GIVEN INSTRUCTION 1:
Answer these questions using the review of The Bowery:
(a) Which film from the year before had brought Wallace Beery and Jackie Cooper success?
(b) Who directed The Bowery?
(c) Where does Lucy Calhoun come from, and what is her profession?
GIVEN INSTRUCTION 2: Proceed with the review of The Bowery, picking up right after its final sentence.

QUOTED TEXT:

----

There is an immediate sense The Bowery was meant to capitalize on Wallace Beery and Jackie Cooper’s success in The Champ from the year prior, as well as the rising stock of George Raft after Scarface. In short, the creative paring works quite well because although Beery was the highest-paid talent at MGM, Raft proves himself to be a chipper and able sparring partner for his formidable colleague.
The world being projected and explored is the relatively distant past of the Gay Nineties, and yet still recent enough to remain as a living memory for some contemporary audiences. The movie is capped off by a prologue touting the Bowery as “The Livest mile of the face of the globe,” and here we have our entry point into the turn-of-the-century milieu.
Before The Rifleman, there was another Chuck Connors (Beery), who is a larger-than-life figure on the bowery with his bowler hat and brawny shoulders. He runs the local saloon, an expectantly raucous and bawdy place, it also carries with it a rather off-putting name. Strike one.
Of course, none of these folks care and why should they? They’re too busy knocking back a pint and ogling the floor show. And Connors is right in the middle of the daily bedlam. One of Beery’s favorite drinks is “boy-bin” in the local parlance. He’s also not above clubbing a woman who gets too touchy-feely with him.
However, for all his boisterous show of bravado, he does have a soft spot. One of the most important people in his life is Swipes (Cooper) a young vagabond he adopted off the streets whose hobbies include throwing rocks at the Chinks. Strike two. Does it need to be said that, although these elements are period, they definitely don’t play now? Well, there you are.
Despite, these immediate if realistic racial insensitivities, there is some instantly immersive world-building director Raoul Walsh synthesizes through a host of vignettes on the streets. It might only be a figment of my own mind, but there’s a reason Bowery sounds like Bowels because we’ve found ourselves in one of the lowliest, basest melting pots of the world.
But there would be no movie without our two stars. If Beery opens the film and establishes himself, then George Raft comes right on his heels making an entrance of his own as Steve Brodie (Don’t ever say I don’t give you nothin’!). What they provide the movie is the simultaneous presence of two colossal movers and shakers in the local community.
Beyond being snappy dressers, they are men of many hobbies and even bigger boasts. They’re both pugilistic promoters in the ring, and they run rival fire brigades on the side, which consequently are more like street gangs than civil servant assemblies. It’s all the better to whip up some brassy entertainment.
The street brawl in the wake of a conflagration is extraordinarily choreographed as pure fist and brick-throwing chaos. While I’m not altogether enamored with the world, the ongoing sense of atmosphere is impressive in such moments of machismo.
What’s more, they become tempered and subsequently more complicated by the introduction of another character. Because the mantle of the movie is built off the trifecta of males, and they remain the focal point. However, then one Lucy Calhoun (Fay Wray) arrives on the scene. She’s a woman from Albany — a virtuous schoolteacher — who Chuck rescues from the depths of destitution. She’s eternally grateful and offers to clean house for him. The most telling outcome is the big man’s chivalry.

----

DATASET ENTRIES:
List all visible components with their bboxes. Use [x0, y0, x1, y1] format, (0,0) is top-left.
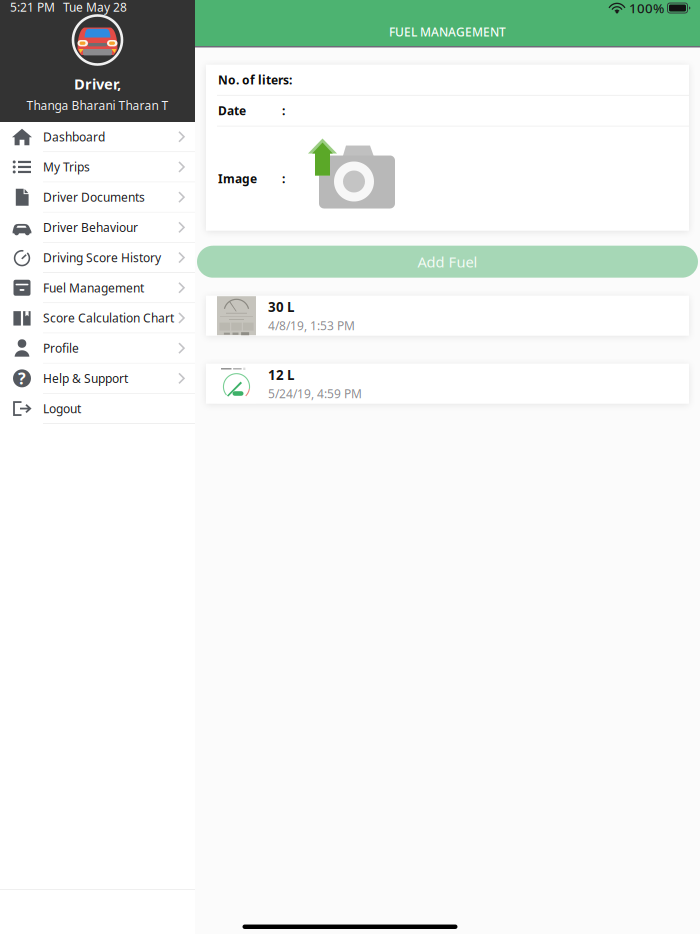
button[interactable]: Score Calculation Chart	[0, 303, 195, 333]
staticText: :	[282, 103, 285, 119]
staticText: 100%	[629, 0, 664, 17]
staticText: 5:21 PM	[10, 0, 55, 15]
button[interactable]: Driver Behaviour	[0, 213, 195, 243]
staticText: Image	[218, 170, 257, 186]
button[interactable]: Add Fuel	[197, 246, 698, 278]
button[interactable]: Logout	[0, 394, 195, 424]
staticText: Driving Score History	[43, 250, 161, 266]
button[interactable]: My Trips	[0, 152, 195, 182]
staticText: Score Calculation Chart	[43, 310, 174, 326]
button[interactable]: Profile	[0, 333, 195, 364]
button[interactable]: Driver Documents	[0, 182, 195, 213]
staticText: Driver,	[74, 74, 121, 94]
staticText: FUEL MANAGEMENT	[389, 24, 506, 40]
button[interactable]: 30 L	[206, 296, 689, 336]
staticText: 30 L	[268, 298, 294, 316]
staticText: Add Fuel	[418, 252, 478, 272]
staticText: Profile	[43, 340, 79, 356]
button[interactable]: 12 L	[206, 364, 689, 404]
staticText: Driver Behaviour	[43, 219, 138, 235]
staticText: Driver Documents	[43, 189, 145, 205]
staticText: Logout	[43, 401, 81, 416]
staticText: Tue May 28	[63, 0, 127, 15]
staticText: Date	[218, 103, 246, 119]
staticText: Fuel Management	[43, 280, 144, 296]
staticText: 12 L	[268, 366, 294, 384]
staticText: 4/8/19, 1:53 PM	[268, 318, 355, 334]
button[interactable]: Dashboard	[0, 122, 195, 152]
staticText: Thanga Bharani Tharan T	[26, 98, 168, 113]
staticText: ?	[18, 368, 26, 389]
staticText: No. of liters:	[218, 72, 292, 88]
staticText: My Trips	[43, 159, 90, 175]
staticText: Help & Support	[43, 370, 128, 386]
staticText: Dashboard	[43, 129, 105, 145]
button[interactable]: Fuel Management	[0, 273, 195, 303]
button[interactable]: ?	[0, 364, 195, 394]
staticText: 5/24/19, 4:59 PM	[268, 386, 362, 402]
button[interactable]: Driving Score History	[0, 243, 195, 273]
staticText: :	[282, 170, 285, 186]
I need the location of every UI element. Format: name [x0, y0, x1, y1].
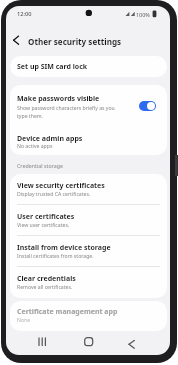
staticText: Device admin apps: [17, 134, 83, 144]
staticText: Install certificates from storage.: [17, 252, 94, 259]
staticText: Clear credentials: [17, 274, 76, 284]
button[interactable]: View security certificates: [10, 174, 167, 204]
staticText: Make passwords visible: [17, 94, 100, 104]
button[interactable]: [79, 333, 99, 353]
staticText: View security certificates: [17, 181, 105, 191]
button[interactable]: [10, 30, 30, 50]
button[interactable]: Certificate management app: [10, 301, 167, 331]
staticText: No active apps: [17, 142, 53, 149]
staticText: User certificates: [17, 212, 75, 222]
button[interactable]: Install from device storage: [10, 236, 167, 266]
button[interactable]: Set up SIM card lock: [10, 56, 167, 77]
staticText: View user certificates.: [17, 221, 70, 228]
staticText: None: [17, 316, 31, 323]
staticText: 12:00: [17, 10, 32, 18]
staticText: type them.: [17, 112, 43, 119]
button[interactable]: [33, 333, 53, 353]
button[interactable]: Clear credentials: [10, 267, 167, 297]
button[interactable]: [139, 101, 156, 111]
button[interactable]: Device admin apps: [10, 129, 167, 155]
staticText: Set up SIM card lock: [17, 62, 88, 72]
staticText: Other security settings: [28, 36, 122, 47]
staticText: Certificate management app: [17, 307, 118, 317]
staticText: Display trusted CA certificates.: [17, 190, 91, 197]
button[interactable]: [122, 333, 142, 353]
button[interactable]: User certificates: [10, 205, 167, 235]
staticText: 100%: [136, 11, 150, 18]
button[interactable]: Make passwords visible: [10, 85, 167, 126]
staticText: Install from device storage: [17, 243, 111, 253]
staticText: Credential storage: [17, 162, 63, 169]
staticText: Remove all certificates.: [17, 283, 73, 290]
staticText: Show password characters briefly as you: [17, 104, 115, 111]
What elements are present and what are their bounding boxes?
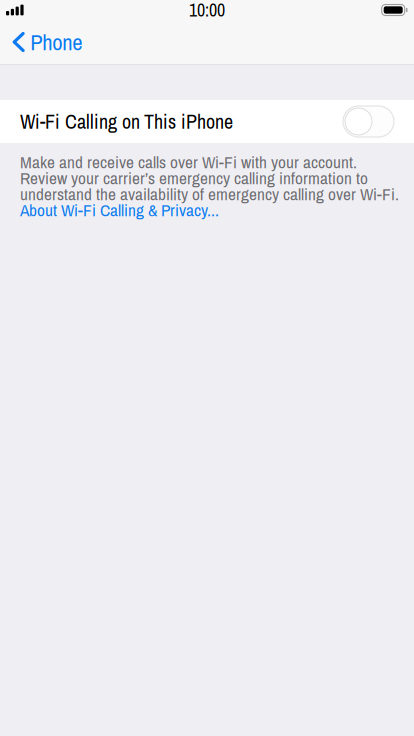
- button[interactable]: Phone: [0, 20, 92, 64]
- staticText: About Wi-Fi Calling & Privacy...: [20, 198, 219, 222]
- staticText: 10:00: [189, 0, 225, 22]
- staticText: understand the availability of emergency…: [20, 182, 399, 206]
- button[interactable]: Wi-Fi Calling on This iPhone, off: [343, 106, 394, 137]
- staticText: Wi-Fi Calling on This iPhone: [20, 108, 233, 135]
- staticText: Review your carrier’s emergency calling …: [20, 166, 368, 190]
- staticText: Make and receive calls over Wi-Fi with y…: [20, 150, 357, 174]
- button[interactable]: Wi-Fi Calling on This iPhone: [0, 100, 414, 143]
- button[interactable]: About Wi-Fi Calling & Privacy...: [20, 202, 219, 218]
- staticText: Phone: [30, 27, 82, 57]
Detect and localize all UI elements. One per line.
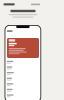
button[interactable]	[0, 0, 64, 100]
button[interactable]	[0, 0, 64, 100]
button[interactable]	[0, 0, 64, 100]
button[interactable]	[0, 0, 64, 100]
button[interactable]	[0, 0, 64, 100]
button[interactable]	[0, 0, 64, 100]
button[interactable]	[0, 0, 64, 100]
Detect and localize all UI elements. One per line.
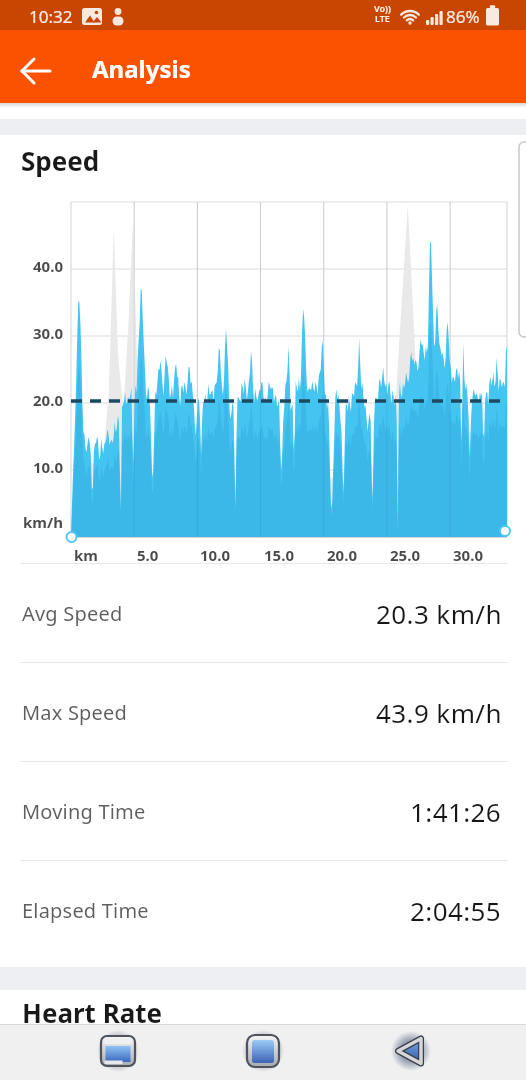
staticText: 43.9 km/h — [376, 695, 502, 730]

----

EXERCISE RESPONSE 1:
(a) The Champ
(b) Raoul Walsh
(c) Albany; she is a schoolteacher.

EXERCISE RESPONSE 2:
It is a bit of a clash of cultures — she is not of this world — and it’s in part because of her vulnerability; he protects her from the wolves on the prowl. But if Lucy brings out another side of Chuck, the same might be said of Steve Brodie. He comes off as a brute in their opening encounter, everything we expect him to be, but then he warms and softens. And she does too.
She’s still devoted to Chuck (though Swipes can’t stand her much), but her romance with Steve starts to bloom. They have excursions out to the beach at Coney Island — romantic moments like that. The only question remaining is where will the movie go?
For those familiar with the real-life Steve Brodie, it must escalate into a bet and a dare to jump off the Brooklyn Bridge, which he looks to weasel his way out of. Although, in the end, he’s forced to prove his mettle with the whole town gaping and the authorities on high alert.
Walsh expertly understands the cadence of the scene with Brodie flying across the bridge in his carriage — the policeman sprinting after him in pursuit. Meanwhile, the director cuts across the panoply of humanity — the faces we know like Wray and Cooper — and the host of onlookers who fill out the world. It’s the strangest kind of social event, and yet how it’s delivered to us builds up the mounting tension of the moment.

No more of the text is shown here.